(Saved data entries)
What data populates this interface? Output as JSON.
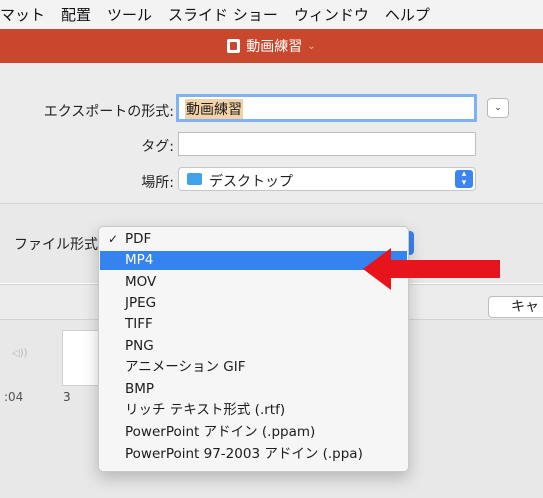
{
  "menubar": {
    "items": [
      "マット",
      "配置",
      "ツール",
      "スライド ショー",
      "ウィンドウ",
      "ヘルプ"
    ]
  },
  "titlebar": {
    "title": "動画練習",
    "chevron": "⌄"
  },
  "export_dialog": {
    "export_as_label": "エクスポートの形式:",
    "export_as_value": "動画練習",
    "tags_label": "タグ:",
    "tags_value": "",
    "where_label": "場所:",
    "where_value": "デスクトップ",
    "file_format_label": "ファイル形式",
    "cancel_label": "キャ"
  },
  "format_menu": {
    "selected": "PDF",
    "highlighted": "MP4",
    "items": [
      {
        "label": "PDF",
        "checked": true
      },
      {
        "label": "MP4"
      },
      {
        "label": "MOV"
      },
      {
        "label": "JPEG"
      },
      {
        "label": "TIFF"
      },
      {
        "label": "PNG"
      },
      {
        "label": "アニメーション GIF"
      },
      {
        "label": "BMP"
      },
      {
        "label": "リッチ テキスト形式 (.rtf)"
      },
      {
        "label": "PowerPoint アドイン (.ppam)"
      },
      {
        "label": "PowerPoint 97-2003 アドイン (.ppa)"
      }
    ]
  },
  "preview": {
    "time": ":04",
    "slide_number": "3"
  },
  "colors": {
    "title_bar": "#c9482d",
    "highlight": "#3583f0",
    "annotation_arrow": "#e8141b"
  }
}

# [What is asked]
Without the pictures, write out the whole listing above exactly as it appears.

# [Task output]
What data populates this interface? Output as JSON.
{
  "menubar": {
    "items": [
      "マット",
      "配置",
      "ツール",
      "スライド ショー",
      "ウィンドウ",
      "ヘルプ"
    ]
  },
  "titlebar": {
    "title": "動画練習",
    "chevron": "⌄"
  },
  "export_dialog": {
    "export_as_label": "エクスポートの形式:",
    "export_as_value": "動画練習",
    "tags_label": "タグ:",
    "tags_value": "",
    "where_label": "場所:",
    "where_value": "デスクトップ",
    "file_format_label": "ファイル形式",
    "cancel_label": "キャ"
  },
  "format_menu": {
    "selected": "PDF",
    "highlighted": "MP4",
    "items": [
      {
        "label": "PDF",
        "checked": true
      },
      {
        "label": "MP4"
      },
      {
        "label": "MOV"
      },
      {
        "label": "JPEG"
      },
      {
        "label": "TIFF"
      },
      {
        "label": "PNG"
      },
      {
        "label": "アニメーション GIF"
      },
      {
        "label": "BMP"
      },
      {
        "label": "リッチ テキスト形式 (.rtf)"
      },
      {
        "label": "PowerPoint アドイン (.ppam)"
      },
      {
        "label": "PowerPoint 97-2003 アドイン (.ppa)"
      }
    ]
  },
  "preview": {
    "time": ":04",
    "slide_number": "3"
  },
  "colors": {
    "title_bar": "#c9482d",
    "highlight": "#3583f0",
    "annotation_arrow": "#e8141b"
  }
}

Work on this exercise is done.